Goal of the exercise:
Leave every picture out and write out the records below exactly.

Recorded information:

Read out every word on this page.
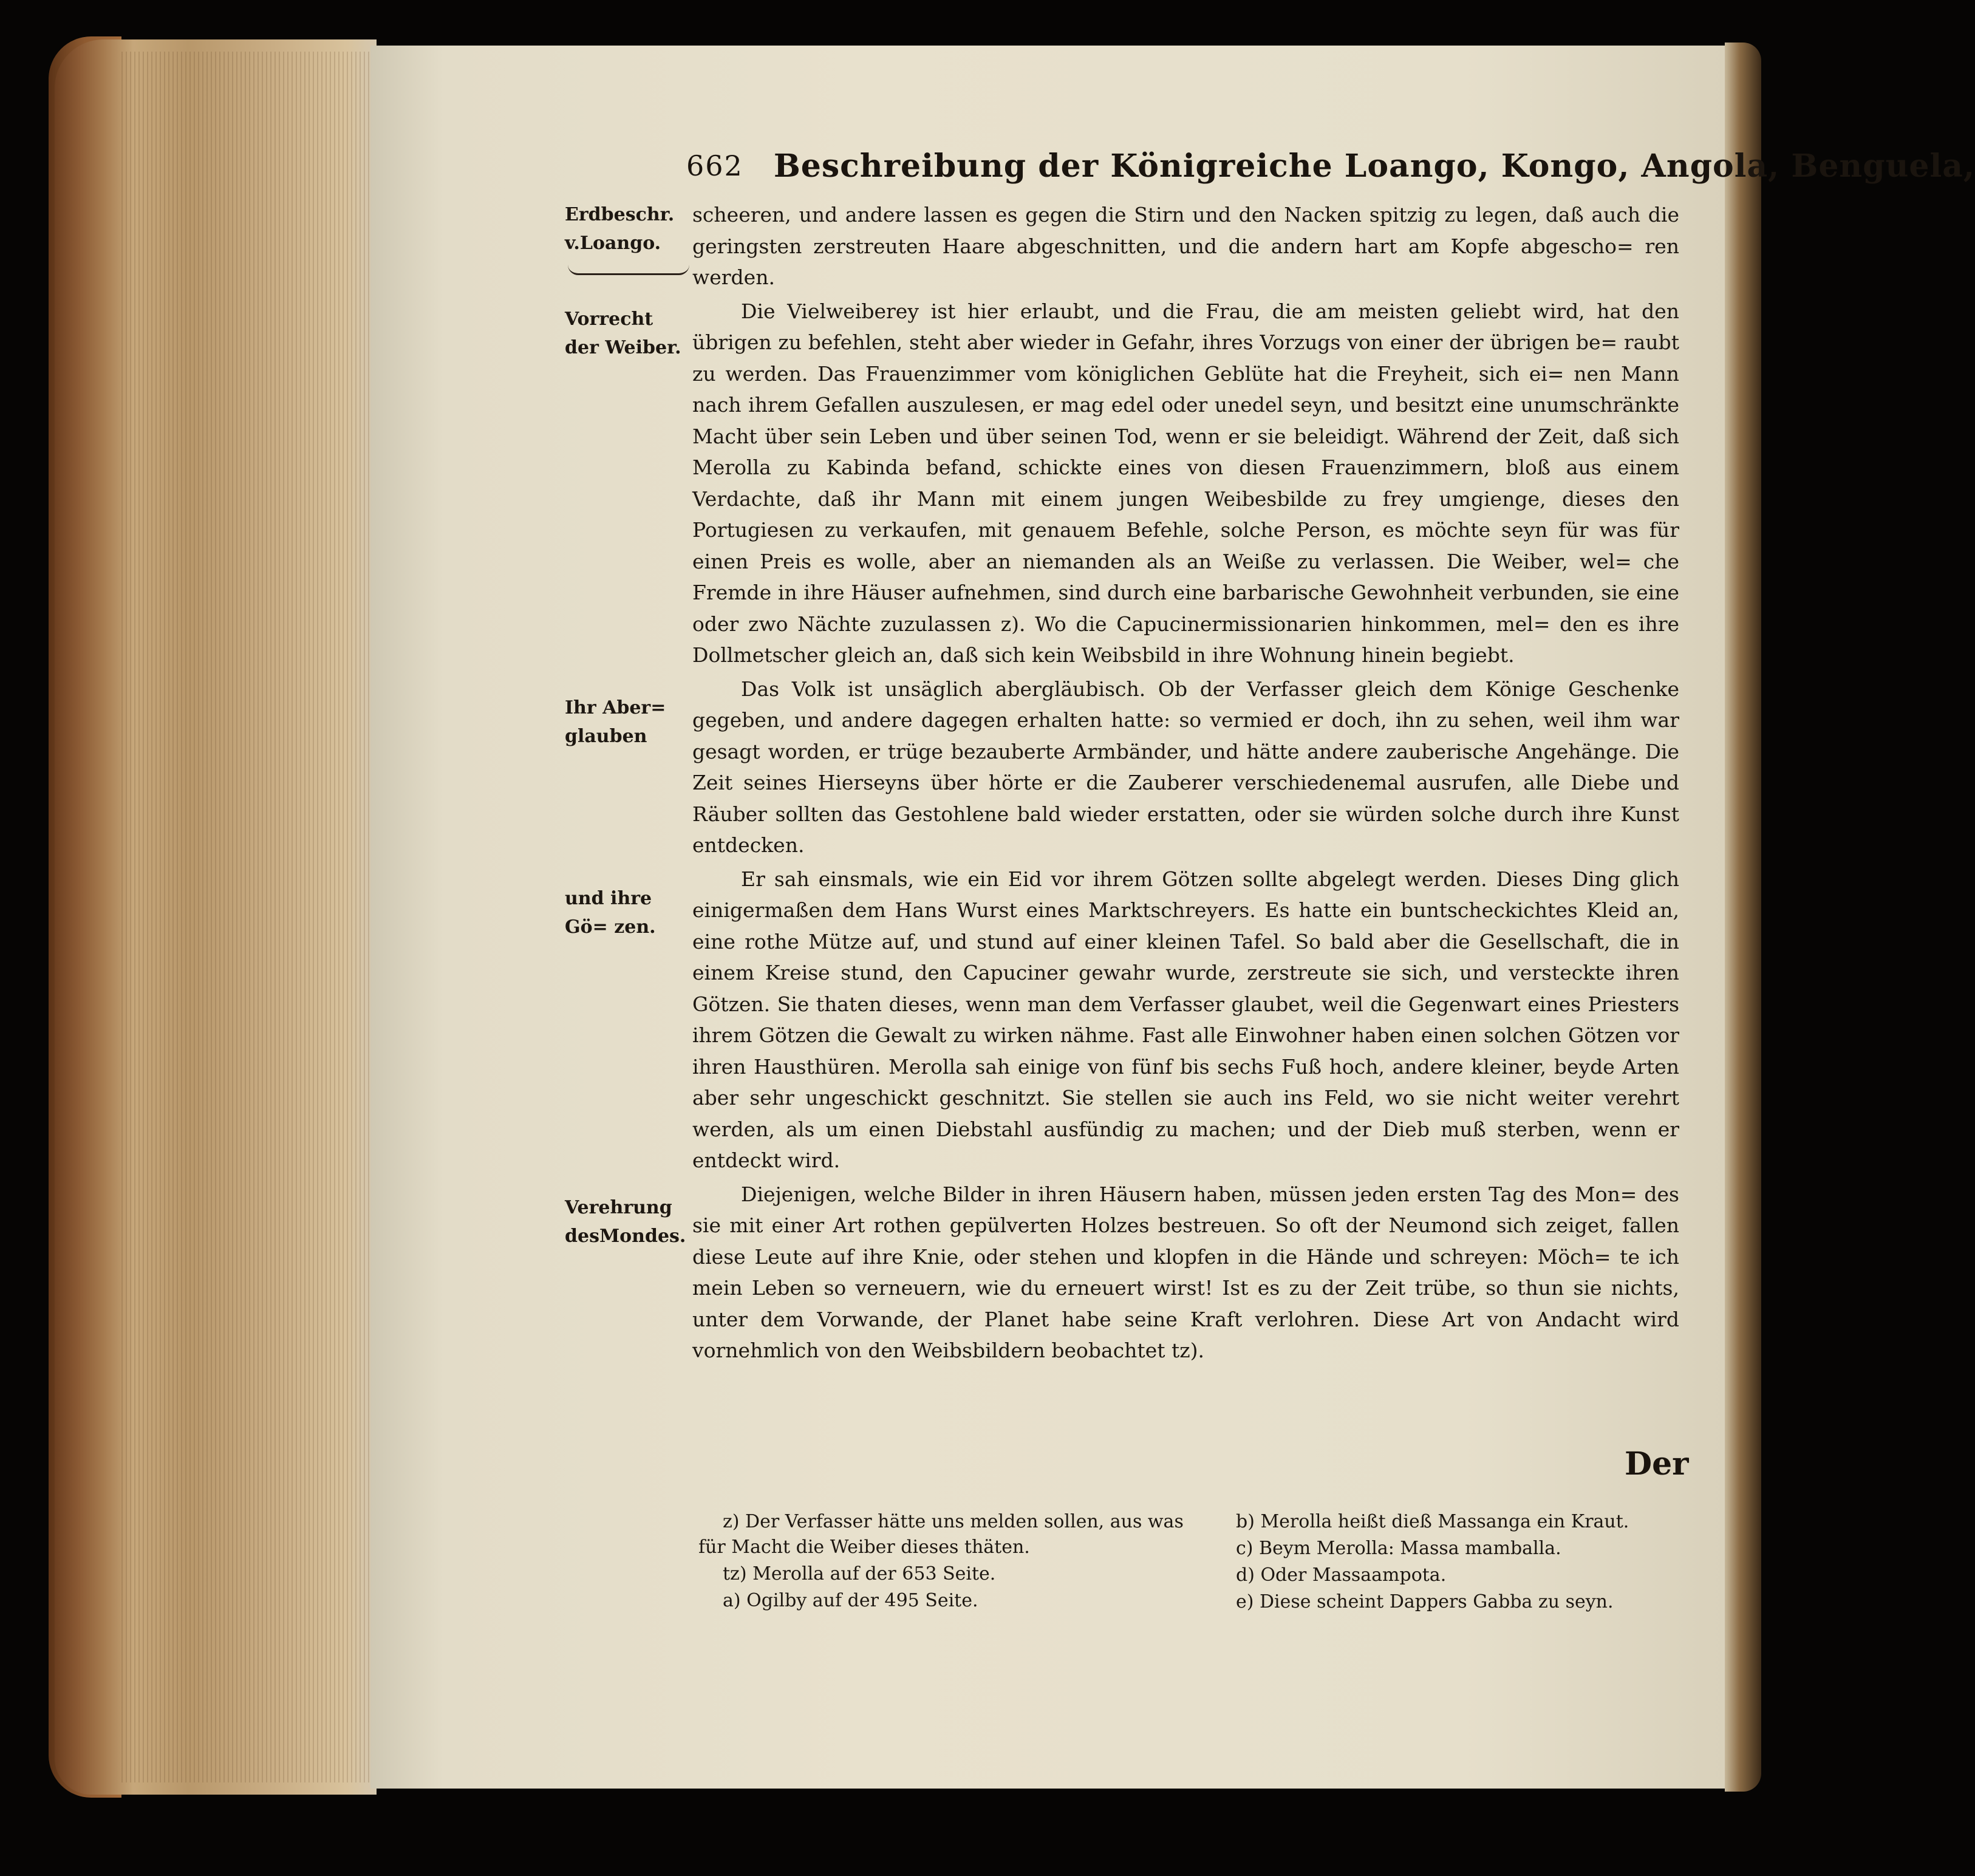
662 Beschreibung der Königreiche Loango, Kongo, Angola, Benguela,
Erdbeschr. v.Loango.
Vorrecht der Weiber.
Ihr Aber= glauben
und ihre Gö= zen.
Verehrung desMondes.

scheeren, und andere lassen es gegen die Stirn und den Nacken spitzig zu legen, daß auch die geringsten zerstreuten Haare abgeschnitten, und die andern hart am Kopfe abgescho= ren werden.

Die Vielweiberey ist hier erlaubt, und die Frau, die am meisten geliebt wird, hat den übrigen zu befehlen, steht aber wieder in Gefahr, ihres Vorzugs von einer der übrigen be= raubt zu werden. Das Frauenzimmer vom königlichen Geblüte hat die Freyheit, sich ei= nen Mann nach ihrem Gefallen auszulesen, er mag edel oder unedel seyn, und besitzt eine unumschränkte Macht über sein Leben und über seinen Tod, wenn er sie beleidigt. Während der Zeit, daß sich Merolla zu Kabinda befand, schickte eines von diesen Frauenzimmern, bloß aus einem Verdachte, daß ihr Mann mit einem jungen Weibesbilde zu frey umgienge, dieses den Portugiesen zu verkaufen, mit genauem Befehle, solche Person, es möchte seyn für was für einen Preis es wolle, aber an niemanden als an Weiße zu verlassen. Die Weiber, wel= che Fremde in ihre Häuser aufnehmen, sind durch eine barbarische Gewohnheit verbunden, sie eine oder zwo Nächte zuzulassen z). Wo die Capucinermissionarien hinkommen, mel= den es ihre Dollmetscher gleich an, daß sich kein Weibsbild in ihre Wohnung hinein begiebt.

Das Volk ist unsäglich abergläubisch. Ob der Verfasser gleich dem Könige Geschenke gegeben, und andere dagegen erhalten hatte: so vermied er doch, ihn zu sehen, weil ihm war gesagt worden, er trüge bezauberte Armbänder, und hätte andere zauberische Angehänge. Die Zeit seines Hierseyns über hörte er die Zauberer verschiedenemal ausrufen, alle Diebe und Räuber sollten das Gestohlene bald wieder erstatten, oder sie würden solche durch ihre Kunst entdecken.

Er sah einsmals, wie ein Eid vor ihrem Götzen sollte abgelegt werden. Dieses Ding glich einigermaßen dem Hans Wurst eines Marktschreyers. Es hatte ein buntscheckichtes Kleid an, eine rothe Mütze auf, und stund auf einer kleinen Tafel. So bald aber die Gesellschaft, die in einem Kreise stund, den Capuciner gewahr wurde, zerstreute sie sich, und versteckte ihren Götzen. Sie thaten dieses, wenn man dem Verfasser glaubet, weil die Gegenwart eines Priesters ihrem Götzen die Gewalt zu wirken nähme. Fast alle Einwohner haben einen solchen Götzen vor ihren Hausthüren. Merolla sah einige von fünf bis sechs Fuß hoch, andere kleiner, beyde Arten aber sehr ungeschickt geschnitzt. Sie stellen sie auch ins Feld, wo sie nicht weiter verehrt werden, als um einen Diebstahl ausfündig zu machen; und der Dieb muß sterben, wenn er entdeckt wird.

Diejenigen, welche Bilder in ihren Häusern haben, müssen jeden ersten Tag des Mon= des sie mit einer Art rothen gepülverten Holzes bestreuen. So oft der Neumond sich zeiget, fallen diese Leute auf ihre Knie, oder stehen und klopfen in die Hände und schreyen: Möch= te ich mein Leben so verneuern, wie du erneuert wirst! Ist es zu der Zeit trübe, so thun sie nichts, unter dem Vorwande, der Planet habe seine Kraft verlohren. Diese Art von Andacht wird vornehmlich von den Weibsbildern beobachtet tz).

Der

z) Der Verfasser hätte uns melden sollen, aus was für Macht die Weiber dieses thäten.

tz) Merolla auf der 653 Seite.

a) Ogilby auf der 495 Seite.

b) Merolla heißt dieß Massanga ein Kraut.

c) Beym Merolla: Massa mamballa.

d) Oder Massaampota.

e) Diese scheint Dappers Gabba zu seyn.
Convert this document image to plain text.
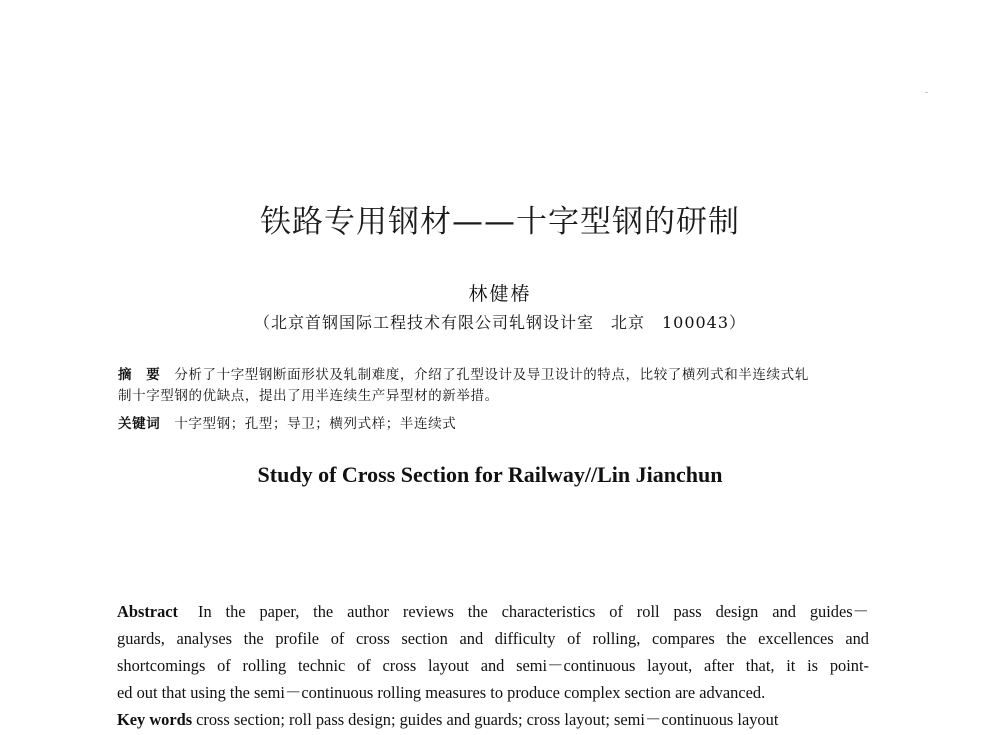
铁路专用钢材——十字型钢的研制
林健椿
（北京首钢国际工程技术有限公司轧钢设计室　北京　100043）
摘　要 分析了十字型钢断面形状及轧制难度，介绍了孔型设计及导卫设计的特点，比较了横列式和半连续式轧
制十字型钢的优缺点，提出了用半连续生产异型材的新举措。
关键词 十字型钢；孔型；导卫；横列式样；半连续式
Study of Cross Section for Railway//Lin Jianchun
Abstract In the paper, the author reviews the characteristics of roll pass design and guides－
guards, analyses the profile of cross section and difficulty of rolling, compares the excellences and
shortcomings of rolling technic of cross layout and semi－continuous layout, after that, it is point-
ed out that using the semi－continuous rolling measures to produce complex section are advanced.
Key words cross section; roll pass design; guides and guards; cross layout; semi－continuous layout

Problem solution:
Read out every word on this page.
662 Beschreibung der Königreiche Loango, Kongo, Angola, Benguela,
Erdbeschr. v.Loango.
Vorrecht der Weiber.
Ihr Aber= glauben
und ihre Gö= zen.
Verehrung desMondes.

scheeren, und andere lassen es gegen die Stirn und den Nacken spitzig zu legen, daß auch die geringsten zerstreuten Haare abgeschnitten, und die andern hart am Kopfe abgescho= ren werden.

Die Vielweiberey ist hier erlaubt, und die Frau, die am meisten geliebt wird, hat den übrigen zu befehlen, steht aber wieder in Gefahr, ihres Vorzugs von einer der übrigen be= raubt zu werden. Das Frauenzimmer vom königlichen Geblüte hat die Freyheit, sich ei= nen Mann nach ihrem Gefallen auszulesen, er mag edel oder unedel seyn, und besitzt eine unumschränkte Macht über sein Leben und über seinen Tod, wenn er sie beleidigt. Während der Zeit, daß sich Merolla zu Kabinda befand, schickte eines von diesen Frauenzimmern, bloß aus einem Verdachte, daß ihr Mann mit einem jungen Weibesbilde zu frey umgienge, dieses den Portugiesen zu verkaufen, mit genauem Befehle, solche Person, es möchte seyn für was für einen Preis es wolle, aber an niemanden als an Weiße zu verlassen. Die Weiber, wel= che Fremde in ihre Häuser aufnehmen, sind durch eine barbarische Gewohnheit verbunden, sie eine oder zwo Nächte zuzulassen z). Wo die Capucinermissionarien hinkommen, mel= den es ihre Dollmetscher gleich an, daß sich kein Weibsbild in ihre Wohnung hinein begiebt.

Das Volk ist unsäglich abergläubisch. Ob der Verfasser gleich dem Könige Geschenke gegeben, und andere dagegen erhalten hatte: so vermied er doch, ihn zu sehen, weil ihm war gesagt worden, er trüge bezauberte Armbänder, und hätte andere zauberische Angehänge. Die Zeit seines Hierseyns über hörte er die Zauberer verschiedenemal ausrufen, alle Diebe und Räuber sollten das Gestohlene bald wieder erstatten, oder sie würden solche durch ihre Kunst entdecken.

Er sah einsmals, wie ein Eid vor ihrem Götzen sollte abgelegt werden. Dieses Ding glich einigermaßen dem Hans Wurst eines Marktschreyers. Es hatte ein buntscheckichtes Kleid an, eine rothe Mütze auf, und stund auf einer kleinen Tafel. So bald aber die Gesellschaft, die in einem Kreise stund, den Capuciner gewahr wurde, zerstreute sie sich, und versteckte ihren Götzen. Sie thaten dieses, wenn man dem Verfasser glaubet, weil die Gegenwart eines Priesters ihrem Götzen die Gewalt zu wirken nähme. Fast alle Einwohner haben einen solchen Götzen vor ihren Hausthüren. Merolla sah einige von fünf bis sechs Fuß hoch, andere kleiner, beyde Arten aber sehr ungeschickt geschnitzt. Sie stellen sie auch ins Feld, wo sie nicht weiter verehrt werden, als um einen Diebstahl ausfündig zu machen; und der Dieb muß sterben, wenn er entdeckt wird.

Diejenigen, welche Bilder in ihren Häusern haben, müssen jeden ersten Tag des Mon= des sie mit einer Art rothen gepülverten Holzes bestreuen. So oft der Neumond sich zeiget, fallen diese Leute auf ihre Knie, oder stehen und klopfen in die Hände und schreyen: Möch= te ich mein Leben so verneuern, wie du erneuert wirst! Ist es zu der Zeit trübe, so thun sie nichts, unter dem Vorwande, der Planet habe seine Kraft verlohren. Diese Art von Andacht wird vornehmlich von den Weibsbildern beobachtet tz).

Der

z) Der Verfasser hätte uns melden sollen, aus was für Macht die Weiber dieses thäten.

tz) Merolla auf der 653 Seite.

a) Ogilby auf der 495 Seite.

b) Merolla heißt dieß Massanga ein Kraut.

c) Beym Merolla: Massa mamballa.

d) Oder Massaampota.

e) Diese scheint Dappers Gabba zu seyn.
Convert this document image to plain text.
铁路专用钢材——十字型钢的研制
林健椿
（北京首钢国际工程技术有限公司轧钢设计室　北京　100043）
摘　要 分析了十字型钢断面形状及轧制难度，介绍了孔型设计及导卫设计的特点，比较了横列式和半连续式轧
制十字型钢的优缺点，提出了用半连续生产异型材的新举措。
关键词 十字型钢；孔型；导卫；横列式样；半连续式
Study of Cross Section for Railway//Lin Jianchun
Abstract In the paper, the author reviews the characteristics of roll pass design and guides－
guards, analyses the profile of cross section and difficulty of rolling, compares the excellences and
shortcomings of rolling technic of cross layout and semi－continuous layout, after that, it is point-
ed out that using the semi－continuous rolling measures to produce complex section are advanced.
Key words cross section; roll pass design; guides and guards; cross layout; semi－continuous layout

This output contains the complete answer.